**Do this**
Scan the data below and report how many lines include the word "деле". Nothing else is wanted.

**Input**
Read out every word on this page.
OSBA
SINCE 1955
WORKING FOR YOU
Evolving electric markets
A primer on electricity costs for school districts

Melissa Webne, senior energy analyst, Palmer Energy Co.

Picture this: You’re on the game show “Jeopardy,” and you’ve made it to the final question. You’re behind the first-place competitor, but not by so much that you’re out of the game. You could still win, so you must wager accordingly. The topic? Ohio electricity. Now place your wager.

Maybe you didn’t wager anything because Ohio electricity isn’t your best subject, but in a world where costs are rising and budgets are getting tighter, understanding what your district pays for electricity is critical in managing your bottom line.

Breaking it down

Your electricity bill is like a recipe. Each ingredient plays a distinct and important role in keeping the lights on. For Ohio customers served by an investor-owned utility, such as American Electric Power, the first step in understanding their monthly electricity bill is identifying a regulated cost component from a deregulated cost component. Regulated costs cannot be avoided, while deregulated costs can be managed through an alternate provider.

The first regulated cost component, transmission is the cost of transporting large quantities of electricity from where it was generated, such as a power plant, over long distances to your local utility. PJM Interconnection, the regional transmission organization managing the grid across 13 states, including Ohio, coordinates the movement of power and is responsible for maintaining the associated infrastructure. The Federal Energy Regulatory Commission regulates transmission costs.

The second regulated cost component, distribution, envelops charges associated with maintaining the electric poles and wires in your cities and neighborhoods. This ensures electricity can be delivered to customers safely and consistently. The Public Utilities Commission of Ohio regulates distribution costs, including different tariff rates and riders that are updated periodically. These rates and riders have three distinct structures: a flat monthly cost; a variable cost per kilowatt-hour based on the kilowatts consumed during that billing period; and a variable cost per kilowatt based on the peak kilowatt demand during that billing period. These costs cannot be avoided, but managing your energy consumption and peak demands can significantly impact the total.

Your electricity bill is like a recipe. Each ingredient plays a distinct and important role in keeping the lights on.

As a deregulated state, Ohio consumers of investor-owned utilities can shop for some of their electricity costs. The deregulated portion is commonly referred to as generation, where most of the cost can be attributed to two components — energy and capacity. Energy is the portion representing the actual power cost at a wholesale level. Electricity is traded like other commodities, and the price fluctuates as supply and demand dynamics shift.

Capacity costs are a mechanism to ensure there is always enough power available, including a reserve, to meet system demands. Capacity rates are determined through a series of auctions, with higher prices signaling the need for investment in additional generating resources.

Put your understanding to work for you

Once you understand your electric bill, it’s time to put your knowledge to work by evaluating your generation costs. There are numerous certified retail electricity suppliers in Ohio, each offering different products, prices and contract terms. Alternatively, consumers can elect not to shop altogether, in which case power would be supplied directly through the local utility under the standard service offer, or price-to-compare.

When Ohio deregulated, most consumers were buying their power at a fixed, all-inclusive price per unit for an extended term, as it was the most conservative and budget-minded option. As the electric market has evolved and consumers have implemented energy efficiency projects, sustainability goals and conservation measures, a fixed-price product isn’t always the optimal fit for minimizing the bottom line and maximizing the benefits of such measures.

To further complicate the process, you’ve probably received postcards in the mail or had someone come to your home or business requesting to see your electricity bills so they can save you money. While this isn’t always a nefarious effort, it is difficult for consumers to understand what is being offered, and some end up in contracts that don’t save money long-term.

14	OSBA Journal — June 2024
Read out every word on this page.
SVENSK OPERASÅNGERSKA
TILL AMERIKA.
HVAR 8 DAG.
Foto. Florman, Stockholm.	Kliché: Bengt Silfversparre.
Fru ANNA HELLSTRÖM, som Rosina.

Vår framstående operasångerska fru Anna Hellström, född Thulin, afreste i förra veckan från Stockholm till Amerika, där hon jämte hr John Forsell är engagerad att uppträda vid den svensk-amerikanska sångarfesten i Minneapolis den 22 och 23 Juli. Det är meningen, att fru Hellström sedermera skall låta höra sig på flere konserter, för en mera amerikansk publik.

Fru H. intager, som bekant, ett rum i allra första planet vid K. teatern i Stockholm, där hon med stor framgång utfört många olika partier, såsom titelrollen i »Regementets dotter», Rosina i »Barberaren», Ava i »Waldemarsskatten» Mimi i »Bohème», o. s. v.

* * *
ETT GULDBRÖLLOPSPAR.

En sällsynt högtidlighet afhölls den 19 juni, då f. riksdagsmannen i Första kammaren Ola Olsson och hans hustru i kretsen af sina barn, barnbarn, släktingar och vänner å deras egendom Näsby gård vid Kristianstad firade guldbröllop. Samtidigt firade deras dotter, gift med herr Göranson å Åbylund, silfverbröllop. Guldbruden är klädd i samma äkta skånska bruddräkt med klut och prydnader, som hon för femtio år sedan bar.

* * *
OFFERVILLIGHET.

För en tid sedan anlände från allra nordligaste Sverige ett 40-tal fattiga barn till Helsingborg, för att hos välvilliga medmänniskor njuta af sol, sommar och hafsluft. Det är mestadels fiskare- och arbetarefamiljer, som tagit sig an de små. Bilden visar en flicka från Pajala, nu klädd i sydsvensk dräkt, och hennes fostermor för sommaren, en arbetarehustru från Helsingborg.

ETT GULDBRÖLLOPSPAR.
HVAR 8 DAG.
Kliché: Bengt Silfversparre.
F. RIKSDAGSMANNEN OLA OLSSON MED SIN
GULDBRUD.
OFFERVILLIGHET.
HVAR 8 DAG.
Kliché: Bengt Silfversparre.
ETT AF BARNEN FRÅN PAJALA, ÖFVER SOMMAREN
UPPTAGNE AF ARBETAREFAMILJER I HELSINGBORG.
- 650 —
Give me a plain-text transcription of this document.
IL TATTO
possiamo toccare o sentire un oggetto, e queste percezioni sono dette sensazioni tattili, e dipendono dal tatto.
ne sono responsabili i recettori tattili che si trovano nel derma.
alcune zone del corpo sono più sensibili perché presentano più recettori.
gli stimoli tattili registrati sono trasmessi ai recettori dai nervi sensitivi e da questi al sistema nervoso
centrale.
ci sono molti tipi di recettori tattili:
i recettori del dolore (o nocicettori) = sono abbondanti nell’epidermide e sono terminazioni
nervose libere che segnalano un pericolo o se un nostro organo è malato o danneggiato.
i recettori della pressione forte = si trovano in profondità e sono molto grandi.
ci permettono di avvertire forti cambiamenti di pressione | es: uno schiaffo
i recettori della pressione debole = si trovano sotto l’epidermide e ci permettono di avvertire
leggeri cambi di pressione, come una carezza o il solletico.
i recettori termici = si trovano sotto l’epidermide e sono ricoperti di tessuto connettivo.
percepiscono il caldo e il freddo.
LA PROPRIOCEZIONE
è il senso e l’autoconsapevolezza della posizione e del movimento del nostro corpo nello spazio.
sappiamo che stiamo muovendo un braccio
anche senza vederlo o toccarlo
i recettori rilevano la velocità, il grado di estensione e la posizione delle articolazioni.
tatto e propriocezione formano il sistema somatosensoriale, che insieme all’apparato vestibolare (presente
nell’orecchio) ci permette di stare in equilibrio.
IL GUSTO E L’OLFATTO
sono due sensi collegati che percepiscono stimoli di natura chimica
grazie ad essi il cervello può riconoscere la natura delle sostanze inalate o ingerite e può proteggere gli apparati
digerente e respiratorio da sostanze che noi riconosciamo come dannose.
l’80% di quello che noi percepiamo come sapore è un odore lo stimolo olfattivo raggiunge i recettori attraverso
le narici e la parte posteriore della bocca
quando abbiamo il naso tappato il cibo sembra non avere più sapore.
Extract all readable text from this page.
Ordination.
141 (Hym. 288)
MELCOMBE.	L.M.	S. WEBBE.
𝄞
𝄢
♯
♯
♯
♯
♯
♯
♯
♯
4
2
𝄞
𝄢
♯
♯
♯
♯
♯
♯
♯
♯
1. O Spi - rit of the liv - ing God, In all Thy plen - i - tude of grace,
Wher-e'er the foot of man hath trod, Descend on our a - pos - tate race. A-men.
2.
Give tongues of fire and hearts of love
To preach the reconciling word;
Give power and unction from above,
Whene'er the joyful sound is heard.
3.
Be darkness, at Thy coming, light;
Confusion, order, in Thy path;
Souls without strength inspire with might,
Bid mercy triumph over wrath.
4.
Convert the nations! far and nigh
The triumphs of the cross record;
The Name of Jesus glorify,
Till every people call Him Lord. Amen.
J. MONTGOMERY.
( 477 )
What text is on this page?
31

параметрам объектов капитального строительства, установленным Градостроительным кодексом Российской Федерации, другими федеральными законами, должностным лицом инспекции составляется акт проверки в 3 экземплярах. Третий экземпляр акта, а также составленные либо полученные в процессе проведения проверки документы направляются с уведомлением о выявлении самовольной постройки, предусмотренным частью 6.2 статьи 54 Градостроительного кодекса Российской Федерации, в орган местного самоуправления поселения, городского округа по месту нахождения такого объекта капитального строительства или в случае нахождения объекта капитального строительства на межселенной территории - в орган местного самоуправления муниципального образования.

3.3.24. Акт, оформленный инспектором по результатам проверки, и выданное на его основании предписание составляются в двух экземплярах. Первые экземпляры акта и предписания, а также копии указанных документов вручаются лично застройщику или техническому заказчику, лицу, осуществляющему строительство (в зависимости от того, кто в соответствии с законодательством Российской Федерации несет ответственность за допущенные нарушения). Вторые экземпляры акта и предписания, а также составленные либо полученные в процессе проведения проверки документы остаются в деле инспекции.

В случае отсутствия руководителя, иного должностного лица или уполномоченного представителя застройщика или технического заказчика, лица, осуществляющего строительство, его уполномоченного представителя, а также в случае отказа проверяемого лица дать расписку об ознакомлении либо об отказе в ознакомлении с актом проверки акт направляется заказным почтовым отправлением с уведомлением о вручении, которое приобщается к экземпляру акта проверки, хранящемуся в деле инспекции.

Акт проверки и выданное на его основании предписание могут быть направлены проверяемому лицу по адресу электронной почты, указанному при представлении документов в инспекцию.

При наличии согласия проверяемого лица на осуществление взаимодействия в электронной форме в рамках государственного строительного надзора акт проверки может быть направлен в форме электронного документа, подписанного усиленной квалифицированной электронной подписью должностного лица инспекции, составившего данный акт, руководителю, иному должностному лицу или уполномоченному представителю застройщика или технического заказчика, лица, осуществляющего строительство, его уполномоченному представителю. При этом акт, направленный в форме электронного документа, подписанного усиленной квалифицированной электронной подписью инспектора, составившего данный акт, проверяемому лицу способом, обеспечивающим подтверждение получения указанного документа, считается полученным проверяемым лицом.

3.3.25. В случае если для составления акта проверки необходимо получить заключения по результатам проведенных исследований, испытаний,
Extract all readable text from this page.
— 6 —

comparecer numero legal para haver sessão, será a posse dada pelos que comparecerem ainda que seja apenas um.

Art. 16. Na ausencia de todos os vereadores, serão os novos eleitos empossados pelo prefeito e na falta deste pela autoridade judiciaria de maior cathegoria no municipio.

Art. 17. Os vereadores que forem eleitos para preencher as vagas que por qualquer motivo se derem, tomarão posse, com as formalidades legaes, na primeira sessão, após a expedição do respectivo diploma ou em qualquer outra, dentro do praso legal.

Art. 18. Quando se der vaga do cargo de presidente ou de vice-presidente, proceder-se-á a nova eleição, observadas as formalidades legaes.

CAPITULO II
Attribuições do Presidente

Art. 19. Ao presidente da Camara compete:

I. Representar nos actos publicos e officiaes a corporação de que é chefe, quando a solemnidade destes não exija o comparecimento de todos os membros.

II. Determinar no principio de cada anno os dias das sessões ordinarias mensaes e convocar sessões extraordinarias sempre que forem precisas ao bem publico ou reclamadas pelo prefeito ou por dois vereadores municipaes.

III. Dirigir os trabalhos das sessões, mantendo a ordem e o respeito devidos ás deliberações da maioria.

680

**Solution**
2